# [Short problem]
Copy every line of the records below where the word "much" occurs.

** begin **

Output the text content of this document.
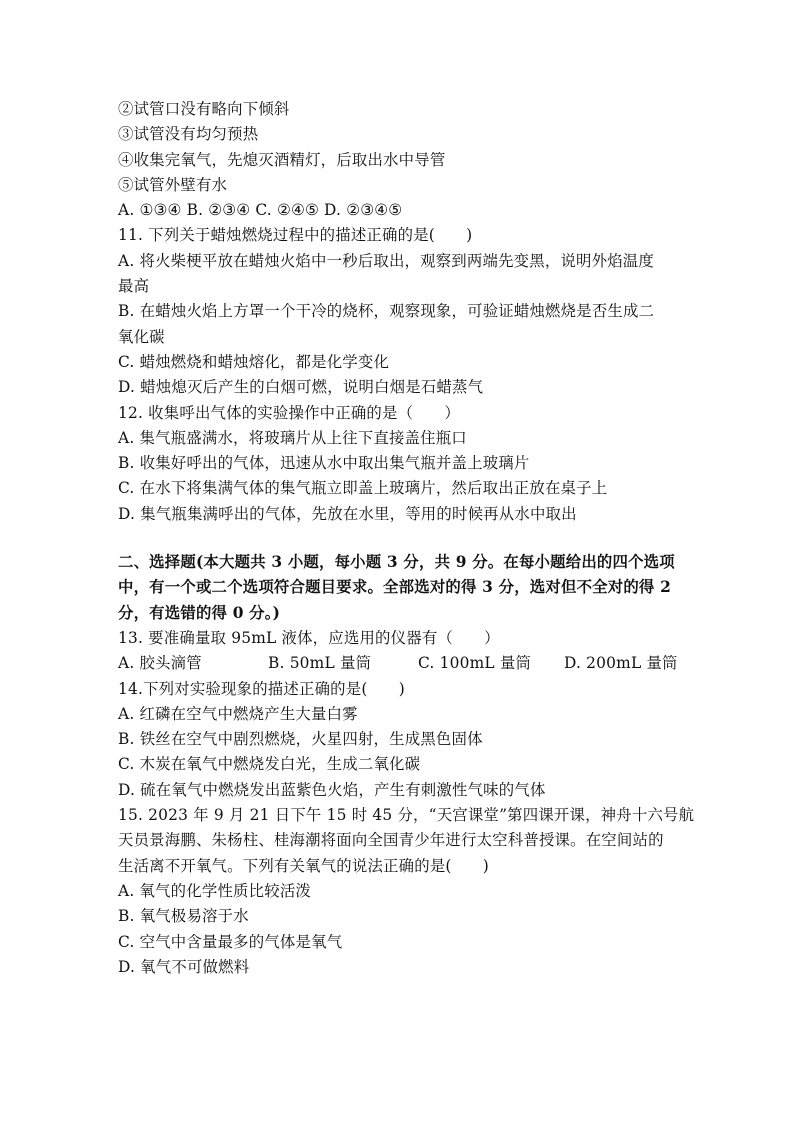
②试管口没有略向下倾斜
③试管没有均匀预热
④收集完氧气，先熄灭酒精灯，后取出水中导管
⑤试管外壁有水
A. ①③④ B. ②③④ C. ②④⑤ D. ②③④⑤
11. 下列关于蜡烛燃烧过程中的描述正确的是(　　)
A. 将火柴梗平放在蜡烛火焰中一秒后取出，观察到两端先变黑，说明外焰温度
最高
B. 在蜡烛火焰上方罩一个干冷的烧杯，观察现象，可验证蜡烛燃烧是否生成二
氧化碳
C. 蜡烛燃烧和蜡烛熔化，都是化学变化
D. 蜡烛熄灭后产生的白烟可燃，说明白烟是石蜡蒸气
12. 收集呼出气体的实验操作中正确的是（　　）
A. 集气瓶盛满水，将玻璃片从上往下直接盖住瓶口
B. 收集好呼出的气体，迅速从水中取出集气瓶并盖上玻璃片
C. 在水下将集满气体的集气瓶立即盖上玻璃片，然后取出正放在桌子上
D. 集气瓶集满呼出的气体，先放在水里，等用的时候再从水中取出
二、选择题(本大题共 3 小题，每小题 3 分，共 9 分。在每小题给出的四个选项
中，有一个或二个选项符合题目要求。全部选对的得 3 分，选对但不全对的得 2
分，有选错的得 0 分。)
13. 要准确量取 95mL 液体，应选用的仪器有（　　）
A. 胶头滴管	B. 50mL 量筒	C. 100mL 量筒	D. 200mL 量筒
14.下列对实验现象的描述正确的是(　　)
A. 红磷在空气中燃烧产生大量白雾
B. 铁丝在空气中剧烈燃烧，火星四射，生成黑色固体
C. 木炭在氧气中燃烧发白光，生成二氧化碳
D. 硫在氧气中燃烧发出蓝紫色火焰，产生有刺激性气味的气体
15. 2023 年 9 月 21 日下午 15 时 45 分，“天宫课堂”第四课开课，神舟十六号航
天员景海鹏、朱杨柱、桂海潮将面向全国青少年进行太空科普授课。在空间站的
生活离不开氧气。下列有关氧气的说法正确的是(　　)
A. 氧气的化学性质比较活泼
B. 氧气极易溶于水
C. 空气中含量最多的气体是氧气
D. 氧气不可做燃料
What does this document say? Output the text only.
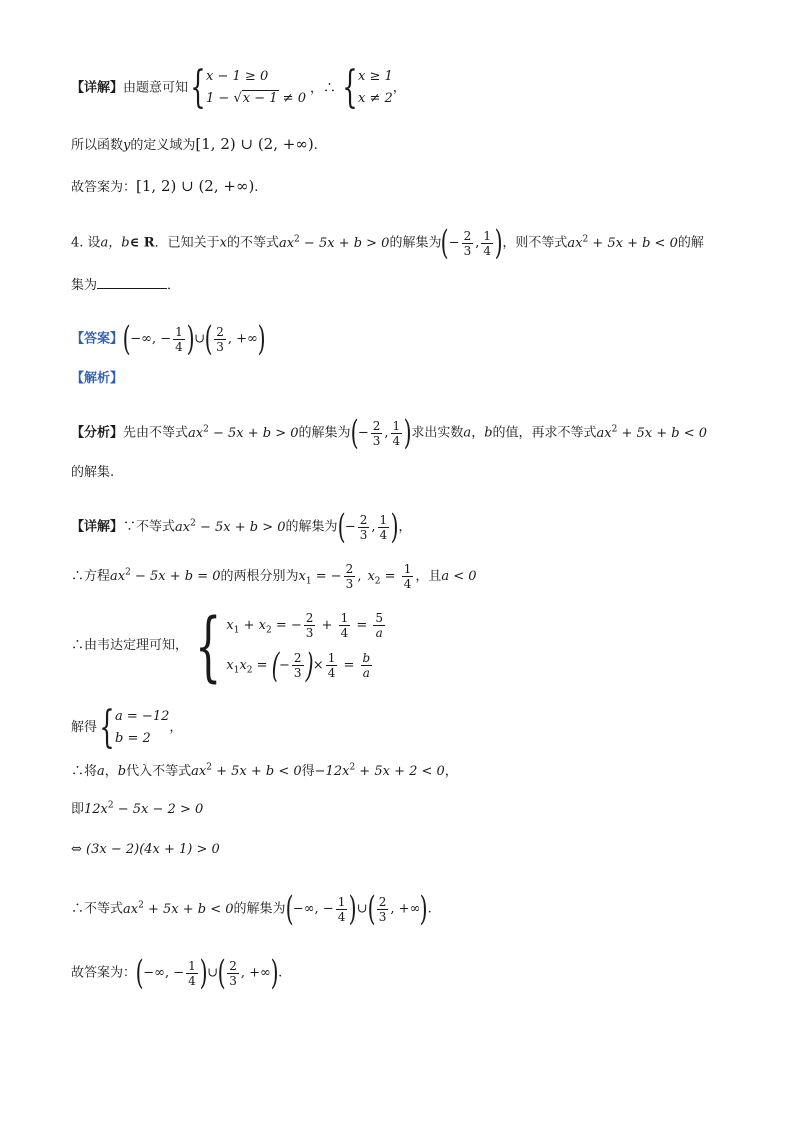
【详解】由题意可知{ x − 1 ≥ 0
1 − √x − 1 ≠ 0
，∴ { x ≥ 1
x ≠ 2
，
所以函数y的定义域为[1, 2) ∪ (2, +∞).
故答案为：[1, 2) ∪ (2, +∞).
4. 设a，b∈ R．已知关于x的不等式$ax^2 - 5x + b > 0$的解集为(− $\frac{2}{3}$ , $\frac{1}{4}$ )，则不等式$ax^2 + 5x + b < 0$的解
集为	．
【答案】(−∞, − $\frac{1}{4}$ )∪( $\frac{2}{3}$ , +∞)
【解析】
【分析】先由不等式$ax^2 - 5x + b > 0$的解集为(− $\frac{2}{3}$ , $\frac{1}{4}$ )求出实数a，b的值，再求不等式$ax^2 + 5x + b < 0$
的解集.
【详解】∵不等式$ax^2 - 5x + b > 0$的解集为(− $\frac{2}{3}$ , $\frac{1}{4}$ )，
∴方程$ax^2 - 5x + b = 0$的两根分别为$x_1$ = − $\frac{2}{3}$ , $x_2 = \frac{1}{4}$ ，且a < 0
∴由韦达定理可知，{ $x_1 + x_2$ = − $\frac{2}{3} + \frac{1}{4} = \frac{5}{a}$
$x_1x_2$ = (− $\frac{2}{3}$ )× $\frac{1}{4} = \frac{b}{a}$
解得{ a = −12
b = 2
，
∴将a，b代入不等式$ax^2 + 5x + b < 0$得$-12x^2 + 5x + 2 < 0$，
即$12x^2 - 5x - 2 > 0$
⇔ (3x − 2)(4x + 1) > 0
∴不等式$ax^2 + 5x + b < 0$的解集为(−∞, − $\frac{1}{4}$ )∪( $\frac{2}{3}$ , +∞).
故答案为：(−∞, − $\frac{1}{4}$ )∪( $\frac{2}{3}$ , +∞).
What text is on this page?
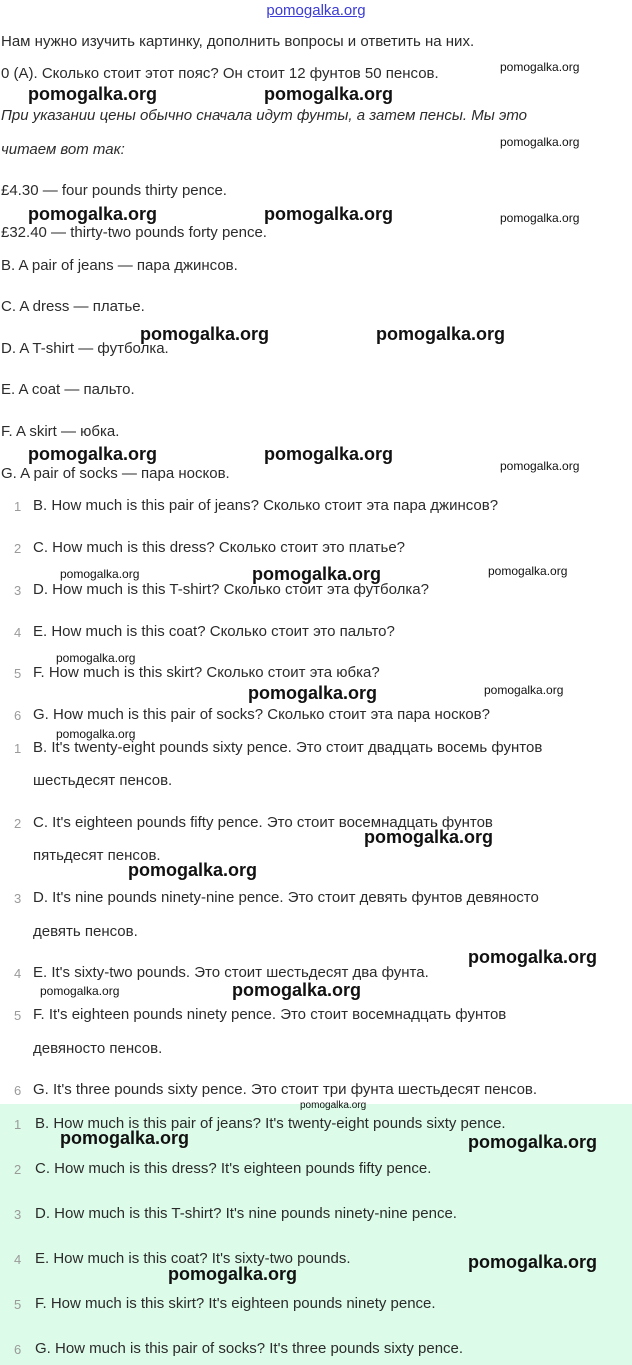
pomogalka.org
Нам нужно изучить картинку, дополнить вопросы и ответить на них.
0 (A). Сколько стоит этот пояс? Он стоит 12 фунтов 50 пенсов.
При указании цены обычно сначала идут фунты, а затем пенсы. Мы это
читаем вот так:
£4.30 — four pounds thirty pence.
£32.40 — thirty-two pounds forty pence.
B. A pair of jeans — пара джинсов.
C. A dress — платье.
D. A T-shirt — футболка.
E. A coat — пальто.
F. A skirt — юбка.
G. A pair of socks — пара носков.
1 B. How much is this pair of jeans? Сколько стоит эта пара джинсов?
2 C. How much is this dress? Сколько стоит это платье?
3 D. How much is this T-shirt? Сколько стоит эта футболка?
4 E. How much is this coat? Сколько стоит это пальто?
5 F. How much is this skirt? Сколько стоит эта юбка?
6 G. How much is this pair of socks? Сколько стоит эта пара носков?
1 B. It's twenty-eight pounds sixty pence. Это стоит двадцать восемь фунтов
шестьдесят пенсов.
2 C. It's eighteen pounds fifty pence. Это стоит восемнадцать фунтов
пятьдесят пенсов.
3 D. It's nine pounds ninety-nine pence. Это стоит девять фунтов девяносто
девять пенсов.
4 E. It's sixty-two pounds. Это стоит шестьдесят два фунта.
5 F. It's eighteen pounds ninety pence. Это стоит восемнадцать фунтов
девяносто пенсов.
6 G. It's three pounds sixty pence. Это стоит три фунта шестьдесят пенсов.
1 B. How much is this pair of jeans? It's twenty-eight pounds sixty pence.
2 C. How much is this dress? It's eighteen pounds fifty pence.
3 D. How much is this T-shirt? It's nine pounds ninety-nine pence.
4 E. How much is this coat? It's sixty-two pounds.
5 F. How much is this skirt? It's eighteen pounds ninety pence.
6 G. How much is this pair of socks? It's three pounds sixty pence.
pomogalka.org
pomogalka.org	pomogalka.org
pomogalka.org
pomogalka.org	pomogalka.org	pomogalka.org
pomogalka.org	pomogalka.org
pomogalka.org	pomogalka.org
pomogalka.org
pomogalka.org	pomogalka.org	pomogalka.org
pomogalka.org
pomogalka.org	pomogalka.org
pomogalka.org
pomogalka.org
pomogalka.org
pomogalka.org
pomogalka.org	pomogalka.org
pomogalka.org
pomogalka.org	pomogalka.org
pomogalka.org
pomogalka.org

** end **

# [Answer to this exercise]
1 B. How much is this pair of jeans? Сколько стоит эта пара джинсов?
2 C. How much is this dress? Сколько стоит это платье?
3 D. How much is this T-shirt? Сколько стоит эта футболка?
4 E. How much is this coat? Сколько стоит это пальто?
5 F. How much is this skirt? Сколько стоит эта юбка?
6 G. How much is this pair of socks? Сколько стоит эта пара носков?
1 B. How much is this pair of jeans? It's twenty-eight pounds sixty pence.
2 C. How much is this dress? It's eighteen pounds fifty pence.
3 D. How much is this T-shirt? It's nine pounds ninety-nine pence.
4 E. How much is this coat? It's sixty-two pounds.
5 F. How much is this skirt? It's eighteen pounds ninety pence.
6 G. How much is this pair of socks? It's three pounds sixty pence.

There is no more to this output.